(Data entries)
..............................

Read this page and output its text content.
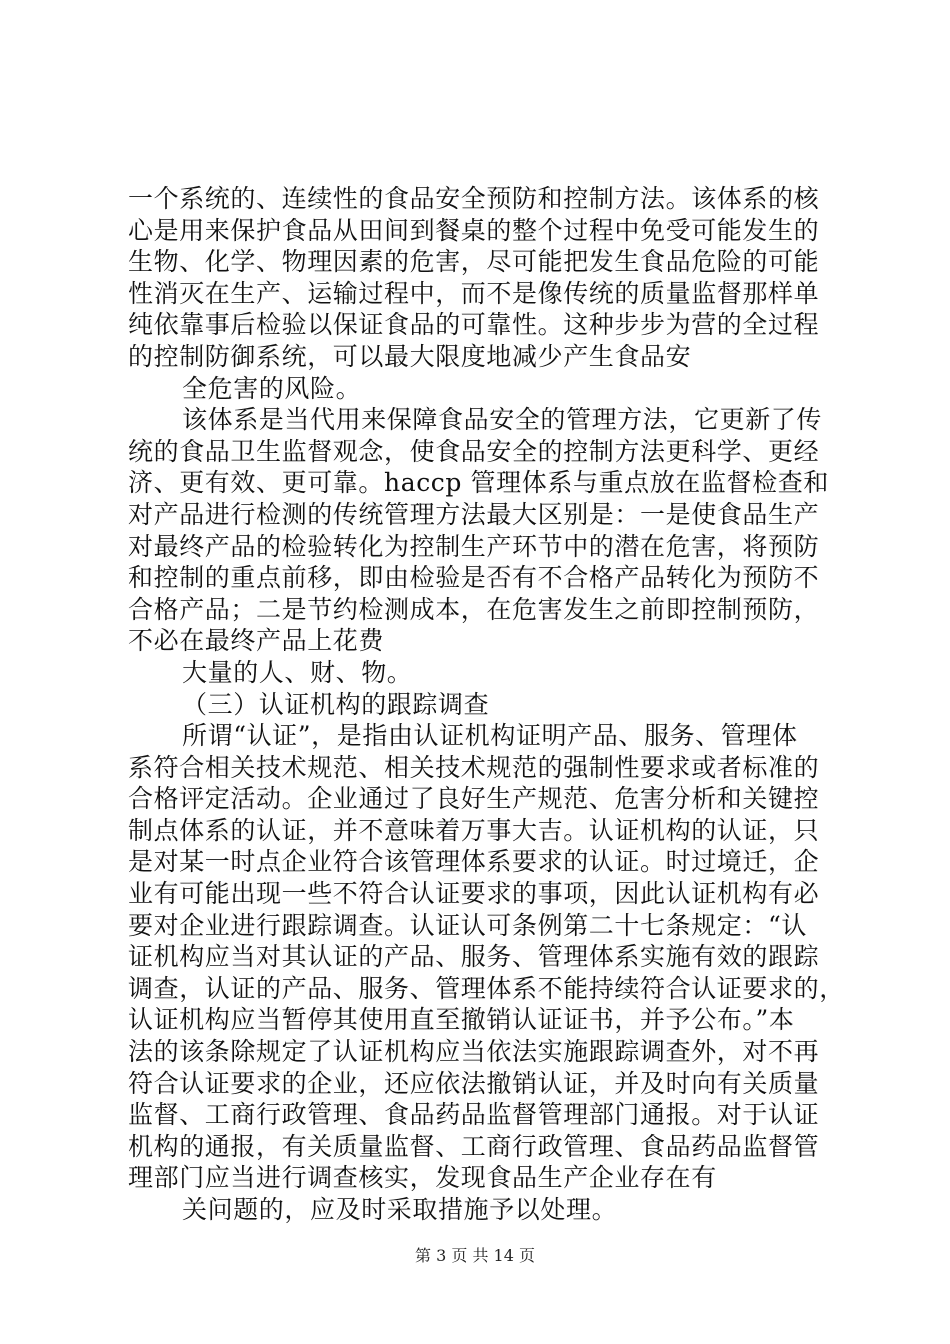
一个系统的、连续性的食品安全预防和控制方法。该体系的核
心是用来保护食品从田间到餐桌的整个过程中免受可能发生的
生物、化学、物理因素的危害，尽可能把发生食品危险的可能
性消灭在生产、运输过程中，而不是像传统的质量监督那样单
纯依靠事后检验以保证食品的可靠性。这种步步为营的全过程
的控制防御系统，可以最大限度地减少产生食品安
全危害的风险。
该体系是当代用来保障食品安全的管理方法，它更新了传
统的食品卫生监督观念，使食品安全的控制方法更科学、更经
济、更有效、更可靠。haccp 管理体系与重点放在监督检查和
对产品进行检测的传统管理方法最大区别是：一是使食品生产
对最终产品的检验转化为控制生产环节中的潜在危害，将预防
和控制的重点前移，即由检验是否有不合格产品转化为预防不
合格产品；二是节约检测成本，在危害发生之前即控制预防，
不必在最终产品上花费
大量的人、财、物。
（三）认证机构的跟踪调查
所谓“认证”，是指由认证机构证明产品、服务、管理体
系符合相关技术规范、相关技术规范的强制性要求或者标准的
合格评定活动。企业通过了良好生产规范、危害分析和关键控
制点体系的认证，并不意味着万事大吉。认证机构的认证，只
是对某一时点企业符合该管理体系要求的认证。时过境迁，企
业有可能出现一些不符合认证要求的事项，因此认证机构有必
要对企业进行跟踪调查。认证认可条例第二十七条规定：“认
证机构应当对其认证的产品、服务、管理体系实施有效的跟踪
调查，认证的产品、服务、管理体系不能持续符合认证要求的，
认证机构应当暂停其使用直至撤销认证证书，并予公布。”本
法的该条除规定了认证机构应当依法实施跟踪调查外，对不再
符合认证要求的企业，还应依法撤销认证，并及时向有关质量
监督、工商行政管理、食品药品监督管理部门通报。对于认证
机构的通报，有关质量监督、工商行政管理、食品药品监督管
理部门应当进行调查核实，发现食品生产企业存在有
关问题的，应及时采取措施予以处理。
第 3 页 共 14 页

..............................

» Written request:
State the number of lines in this listing that contain the string "工商行政管理", and add nothing else.

» Response to the task:
2